Data entries
________________________
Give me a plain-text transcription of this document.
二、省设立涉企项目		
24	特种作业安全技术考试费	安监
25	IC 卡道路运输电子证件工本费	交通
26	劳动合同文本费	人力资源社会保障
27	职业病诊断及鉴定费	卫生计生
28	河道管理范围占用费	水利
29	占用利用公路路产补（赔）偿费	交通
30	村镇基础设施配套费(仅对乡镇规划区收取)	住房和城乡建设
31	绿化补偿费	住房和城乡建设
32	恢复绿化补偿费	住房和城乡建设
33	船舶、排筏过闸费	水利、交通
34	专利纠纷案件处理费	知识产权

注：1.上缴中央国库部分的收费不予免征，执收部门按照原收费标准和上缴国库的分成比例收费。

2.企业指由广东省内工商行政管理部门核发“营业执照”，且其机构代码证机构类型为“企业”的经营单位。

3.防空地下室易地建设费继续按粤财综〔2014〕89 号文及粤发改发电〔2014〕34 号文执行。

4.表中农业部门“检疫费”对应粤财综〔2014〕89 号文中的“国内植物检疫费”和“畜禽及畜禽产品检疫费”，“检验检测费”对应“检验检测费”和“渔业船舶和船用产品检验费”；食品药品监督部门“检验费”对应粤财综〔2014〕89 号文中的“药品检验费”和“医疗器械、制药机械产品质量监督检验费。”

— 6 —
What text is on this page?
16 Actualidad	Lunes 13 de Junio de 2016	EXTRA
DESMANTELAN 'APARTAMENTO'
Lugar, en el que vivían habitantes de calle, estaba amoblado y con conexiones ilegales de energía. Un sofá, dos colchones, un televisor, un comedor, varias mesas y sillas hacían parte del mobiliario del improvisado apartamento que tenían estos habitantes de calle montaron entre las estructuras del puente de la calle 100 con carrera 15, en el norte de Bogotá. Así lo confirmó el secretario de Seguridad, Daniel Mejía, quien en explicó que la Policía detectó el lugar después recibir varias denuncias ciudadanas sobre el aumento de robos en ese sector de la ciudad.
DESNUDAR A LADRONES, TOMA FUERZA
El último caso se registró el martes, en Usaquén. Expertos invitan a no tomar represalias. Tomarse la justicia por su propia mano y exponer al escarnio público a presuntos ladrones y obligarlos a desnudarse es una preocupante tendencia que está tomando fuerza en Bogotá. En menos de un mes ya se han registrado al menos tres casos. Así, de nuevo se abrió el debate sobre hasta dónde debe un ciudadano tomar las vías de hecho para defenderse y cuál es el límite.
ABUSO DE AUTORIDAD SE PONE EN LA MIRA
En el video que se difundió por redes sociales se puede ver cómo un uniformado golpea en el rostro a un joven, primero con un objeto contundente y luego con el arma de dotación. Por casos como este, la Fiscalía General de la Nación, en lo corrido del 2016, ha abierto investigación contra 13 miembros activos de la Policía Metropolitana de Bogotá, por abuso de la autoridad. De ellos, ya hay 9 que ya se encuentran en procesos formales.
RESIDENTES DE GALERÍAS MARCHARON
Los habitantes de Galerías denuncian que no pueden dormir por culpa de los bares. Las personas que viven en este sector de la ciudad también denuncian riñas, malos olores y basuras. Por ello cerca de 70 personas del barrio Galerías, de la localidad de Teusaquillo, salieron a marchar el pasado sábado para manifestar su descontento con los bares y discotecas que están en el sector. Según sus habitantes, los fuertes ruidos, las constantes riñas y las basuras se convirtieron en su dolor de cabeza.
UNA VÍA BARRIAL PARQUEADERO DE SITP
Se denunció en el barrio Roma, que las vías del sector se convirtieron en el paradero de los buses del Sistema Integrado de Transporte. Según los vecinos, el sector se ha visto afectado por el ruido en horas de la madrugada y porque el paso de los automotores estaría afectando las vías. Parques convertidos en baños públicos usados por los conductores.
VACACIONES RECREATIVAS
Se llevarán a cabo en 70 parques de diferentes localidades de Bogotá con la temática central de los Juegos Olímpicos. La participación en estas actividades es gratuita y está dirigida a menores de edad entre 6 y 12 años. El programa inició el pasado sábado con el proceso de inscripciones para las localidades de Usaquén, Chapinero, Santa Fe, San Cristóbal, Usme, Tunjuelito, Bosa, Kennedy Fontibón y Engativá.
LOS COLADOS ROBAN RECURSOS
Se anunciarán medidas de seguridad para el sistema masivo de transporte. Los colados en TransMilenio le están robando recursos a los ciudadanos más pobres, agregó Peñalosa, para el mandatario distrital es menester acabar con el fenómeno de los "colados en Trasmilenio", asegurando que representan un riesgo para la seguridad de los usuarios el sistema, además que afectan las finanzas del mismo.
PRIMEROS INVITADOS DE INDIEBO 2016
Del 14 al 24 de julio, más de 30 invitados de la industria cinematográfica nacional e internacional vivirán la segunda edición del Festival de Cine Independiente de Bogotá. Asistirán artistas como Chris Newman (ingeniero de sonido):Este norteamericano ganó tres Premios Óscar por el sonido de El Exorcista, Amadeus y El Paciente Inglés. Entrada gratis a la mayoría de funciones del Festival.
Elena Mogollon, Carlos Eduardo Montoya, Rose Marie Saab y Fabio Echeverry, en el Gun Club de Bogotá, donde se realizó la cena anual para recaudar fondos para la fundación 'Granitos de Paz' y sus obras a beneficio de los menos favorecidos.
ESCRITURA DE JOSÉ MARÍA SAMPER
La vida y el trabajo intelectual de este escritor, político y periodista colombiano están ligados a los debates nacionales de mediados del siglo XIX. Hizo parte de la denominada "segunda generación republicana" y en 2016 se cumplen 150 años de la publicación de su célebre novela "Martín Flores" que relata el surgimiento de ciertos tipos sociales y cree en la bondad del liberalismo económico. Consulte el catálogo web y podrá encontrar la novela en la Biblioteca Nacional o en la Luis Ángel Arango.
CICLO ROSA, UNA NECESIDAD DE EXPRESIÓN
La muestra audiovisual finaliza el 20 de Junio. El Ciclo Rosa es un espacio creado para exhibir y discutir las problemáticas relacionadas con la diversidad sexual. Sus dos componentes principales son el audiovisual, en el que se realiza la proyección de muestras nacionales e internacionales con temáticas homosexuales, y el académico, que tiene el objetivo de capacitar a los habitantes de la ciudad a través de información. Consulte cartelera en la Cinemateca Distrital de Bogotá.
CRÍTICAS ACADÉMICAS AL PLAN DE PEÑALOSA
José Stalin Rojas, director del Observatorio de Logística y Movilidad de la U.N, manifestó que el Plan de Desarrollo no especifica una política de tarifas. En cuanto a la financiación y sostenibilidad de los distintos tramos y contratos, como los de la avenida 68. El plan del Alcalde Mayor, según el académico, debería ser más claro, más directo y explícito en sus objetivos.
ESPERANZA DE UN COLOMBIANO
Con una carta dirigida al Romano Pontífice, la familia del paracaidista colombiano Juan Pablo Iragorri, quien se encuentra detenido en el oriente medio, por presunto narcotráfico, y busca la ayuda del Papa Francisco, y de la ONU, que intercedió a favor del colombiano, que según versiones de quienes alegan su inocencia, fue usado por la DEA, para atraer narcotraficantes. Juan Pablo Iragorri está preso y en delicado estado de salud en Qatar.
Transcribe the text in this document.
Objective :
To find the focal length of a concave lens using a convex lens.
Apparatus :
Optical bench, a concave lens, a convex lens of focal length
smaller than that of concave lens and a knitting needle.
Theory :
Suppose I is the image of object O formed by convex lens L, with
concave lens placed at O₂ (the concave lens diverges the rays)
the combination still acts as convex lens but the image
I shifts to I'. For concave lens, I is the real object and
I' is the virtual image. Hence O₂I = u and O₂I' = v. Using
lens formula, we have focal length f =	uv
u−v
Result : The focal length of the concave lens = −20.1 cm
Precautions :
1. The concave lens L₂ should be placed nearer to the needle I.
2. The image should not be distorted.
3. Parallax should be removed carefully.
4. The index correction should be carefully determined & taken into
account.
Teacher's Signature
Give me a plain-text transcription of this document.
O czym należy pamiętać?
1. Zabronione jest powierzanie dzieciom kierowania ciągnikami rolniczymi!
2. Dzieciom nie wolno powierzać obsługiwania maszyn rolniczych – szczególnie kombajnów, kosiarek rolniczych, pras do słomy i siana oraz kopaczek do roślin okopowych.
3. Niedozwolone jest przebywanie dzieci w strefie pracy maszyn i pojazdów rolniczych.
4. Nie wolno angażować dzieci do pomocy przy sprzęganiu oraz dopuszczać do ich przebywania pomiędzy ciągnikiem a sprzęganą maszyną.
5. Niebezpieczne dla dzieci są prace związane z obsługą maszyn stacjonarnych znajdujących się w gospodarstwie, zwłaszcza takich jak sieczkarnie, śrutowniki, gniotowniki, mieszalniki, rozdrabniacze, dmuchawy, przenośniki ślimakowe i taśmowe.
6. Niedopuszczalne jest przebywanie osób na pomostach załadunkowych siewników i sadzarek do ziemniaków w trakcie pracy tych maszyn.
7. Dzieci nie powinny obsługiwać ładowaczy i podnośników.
________________________
_Written instruction_.
All lines from the line containing "Transcribe the text in this document." through the end of the listing above are to be duplicated exactly; include both ends and nothing further.

_Task response_.
Transcribe the text in this document.
Objective :
To find the focal length of a concave lens using a convex lens.
Apparatus :
Optical bench, a concave lens, a convex lens of focal length
smaller than that of concave lens and a knitting needle.
Theory :
Suppose I is the image of object O formed by convex lens L, with
concave lens placed at O₂ (the concave lens diverges the rays)
the combination still acts as convex lens but the image
I shifts to I'. For concave lens, I is the real object and
I' is the virtual image. Hence O₂I = u and O₂I' = v. Using
lens formula, we have focal length f =	uv
u−v
Result : The focal length of the concave lens = −20.1 cm
Precautions :
1. The concave lens L₂ should be placed nearer to the needle I.
2. The image should not be distorted.
3. Parallax should be removed carefully.
4. The index correction should be carefully determined & taken into
account.
Teacher's Signature
Give me a plain-text transcription of this document.
O czym należy pamiętać?
1. Zabronione jest powierzanie dzieciom kierowania ciągnikami rolniczymi!
2. Dzieciom nie wolno powierzać obsługiwania maszyn rolniczych – szczególnie kombajnów, kosiarek rolniczych, pras do słomy i siana oraz kopaczek do roślin okopowych.
3. Niedozwolone jest przebywanie dzieci w strefie pracy maszyn i pojazdów rolniczych.
4. Nie wolno angażować dzieci do pomocy przy sprzęganiu oraz dopuszczać do ich przebywania pomiędzy ciągnikiem a sprzęganą maszyną.
5. Niebezpieczne dla dzieci są prace związane z obsługą maszyn stacjonarnych znajdujących się w gospodarstwie, zwłaszcza takich jak sieczkarnie, śrutowniki, gniotowniki, mieszalniki, rozdrabniacze, dmuchawy, przenośniki ślimakowe i taśmowe.
6. Niedopuszczalne jest przebywanie osób na pomostach załadunkowych siewników i sadzarek do ziemniaków w trakcie pracy tych maszyn.
7. Dzieci nie powinny obsługiwać ładowaczy i podnośników.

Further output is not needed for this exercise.